**EXERCISE DESCRIPTION:**
Scan the data that follows and count the lines with the string "Sauza"; answer with the count alone.

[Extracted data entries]
###

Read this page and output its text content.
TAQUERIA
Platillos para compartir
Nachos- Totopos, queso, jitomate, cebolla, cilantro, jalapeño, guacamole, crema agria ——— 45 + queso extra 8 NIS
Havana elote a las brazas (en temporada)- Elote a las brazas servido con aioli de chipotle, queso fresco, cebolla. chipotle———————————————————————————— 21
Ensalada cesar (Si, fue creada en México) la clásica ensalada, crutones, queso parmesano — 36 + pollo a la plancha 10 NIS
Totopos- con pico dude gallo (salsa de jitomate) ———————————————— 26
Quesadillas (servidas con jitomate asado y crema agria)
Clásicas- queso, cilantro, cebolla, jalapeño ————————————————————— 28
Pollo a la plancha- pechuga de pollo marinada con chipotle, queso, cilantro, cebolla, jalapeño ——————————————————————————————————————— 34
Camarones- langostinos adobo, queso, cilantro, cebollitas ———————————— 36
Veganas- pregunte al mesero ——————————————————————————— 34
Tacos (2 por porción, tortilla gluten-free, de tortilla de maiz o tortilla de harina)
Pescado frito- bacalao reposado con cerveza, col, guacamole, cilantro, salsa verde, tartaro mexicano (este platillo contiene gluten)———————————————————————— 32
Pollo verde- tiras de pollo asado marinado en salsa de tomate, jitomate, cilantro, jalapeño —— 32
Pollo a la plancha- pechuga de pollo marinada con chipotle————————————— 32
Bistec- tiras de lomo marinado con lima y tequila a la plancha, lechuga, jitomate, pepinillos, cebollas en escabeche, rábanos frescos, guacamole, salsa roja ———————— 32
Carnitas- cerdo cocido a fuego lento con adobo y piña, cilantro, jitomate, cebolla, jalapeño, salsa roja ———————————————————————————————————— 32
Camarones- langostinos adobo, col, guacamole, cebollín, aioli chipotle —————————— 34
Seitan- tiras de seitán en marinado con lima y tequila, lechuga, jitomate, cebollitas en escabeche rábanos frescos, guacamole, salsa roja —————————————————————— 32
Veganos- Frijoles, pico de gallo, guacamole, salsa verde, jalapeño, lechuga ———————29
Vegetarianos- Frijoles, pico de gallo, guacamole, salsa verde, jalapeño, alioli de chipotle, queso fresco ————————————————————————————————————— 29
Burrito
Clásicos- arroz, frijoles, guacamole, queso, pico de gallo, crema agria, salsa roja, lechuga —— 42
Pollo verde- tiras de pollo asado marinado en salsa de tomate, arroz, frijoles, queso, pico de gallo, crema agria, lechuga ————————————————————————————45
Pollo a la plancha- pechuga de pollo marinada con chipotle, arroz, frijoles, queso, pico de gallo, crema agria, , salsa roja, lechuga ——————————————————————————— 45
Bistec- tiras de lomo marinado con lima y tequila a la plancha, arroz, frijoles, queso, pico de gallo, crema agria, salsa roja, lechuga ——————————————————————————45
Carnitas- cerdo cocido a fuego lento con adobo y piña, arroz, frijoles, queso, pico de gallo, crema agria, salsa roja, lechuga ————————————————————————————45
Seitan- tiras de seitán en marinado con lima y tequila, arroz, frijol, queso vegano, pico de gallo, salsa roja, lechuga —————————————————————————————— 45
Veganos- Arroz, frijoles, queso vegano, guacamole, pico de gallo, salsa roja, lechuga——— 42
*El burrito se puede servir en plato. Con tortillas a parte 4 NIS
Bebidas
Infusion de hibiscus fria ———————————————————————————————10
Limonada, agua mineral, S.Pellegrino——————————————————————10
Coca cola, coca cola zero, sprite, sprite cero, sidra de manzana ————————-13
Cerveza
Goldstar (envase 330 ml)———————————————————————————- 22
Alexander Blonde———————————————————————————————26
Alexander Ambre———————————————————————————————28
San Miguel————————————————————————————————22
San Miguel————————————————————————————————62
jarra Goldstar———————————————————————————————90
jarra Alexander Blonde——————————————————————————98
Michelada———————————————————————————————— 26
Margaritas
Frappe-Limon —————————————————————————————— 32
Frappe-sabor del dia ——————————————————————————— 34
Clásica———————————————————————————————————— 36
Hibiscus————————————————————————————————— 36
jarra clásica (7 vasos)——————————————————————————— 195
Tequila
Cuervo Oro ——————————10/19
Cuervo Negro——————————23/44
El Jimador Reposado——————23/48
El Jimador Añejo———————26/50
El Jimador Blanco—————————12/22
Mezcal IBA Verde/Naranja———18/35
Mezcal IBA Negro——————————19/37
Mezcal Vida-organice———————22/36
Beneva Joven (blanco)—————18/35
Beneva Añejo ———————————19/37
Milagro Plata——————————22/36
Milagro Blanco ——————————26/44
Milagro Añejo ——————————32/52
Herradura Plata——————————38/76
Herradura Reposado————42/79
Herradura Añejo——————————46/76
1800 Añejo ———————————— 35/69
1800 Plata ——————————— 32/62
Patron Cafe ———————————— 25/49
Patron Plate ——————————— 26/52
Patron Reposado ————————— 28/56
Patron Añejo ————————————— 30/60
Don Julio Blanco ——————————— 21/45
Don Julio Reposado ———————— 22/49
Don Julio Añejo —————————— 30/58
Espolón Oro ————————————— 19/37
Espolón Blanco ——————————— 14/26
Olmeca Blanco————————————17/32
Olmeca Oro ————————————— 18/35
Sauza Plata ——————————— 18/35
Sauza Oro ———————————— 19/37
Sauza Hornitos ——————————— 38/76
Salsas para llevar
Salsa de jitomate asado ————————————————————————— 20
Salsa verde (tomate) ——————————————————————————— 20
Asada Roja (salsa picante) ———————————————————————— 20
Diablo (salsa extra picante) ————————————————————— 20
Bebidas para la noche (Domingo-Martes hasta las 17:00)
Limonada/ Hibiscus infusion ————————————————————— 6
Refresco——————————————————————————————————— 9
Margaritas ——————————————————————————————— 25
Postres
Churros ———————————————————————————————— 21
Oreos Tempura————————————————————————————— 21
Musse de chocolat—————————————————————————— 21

###

**TASK SOLUTION:**
3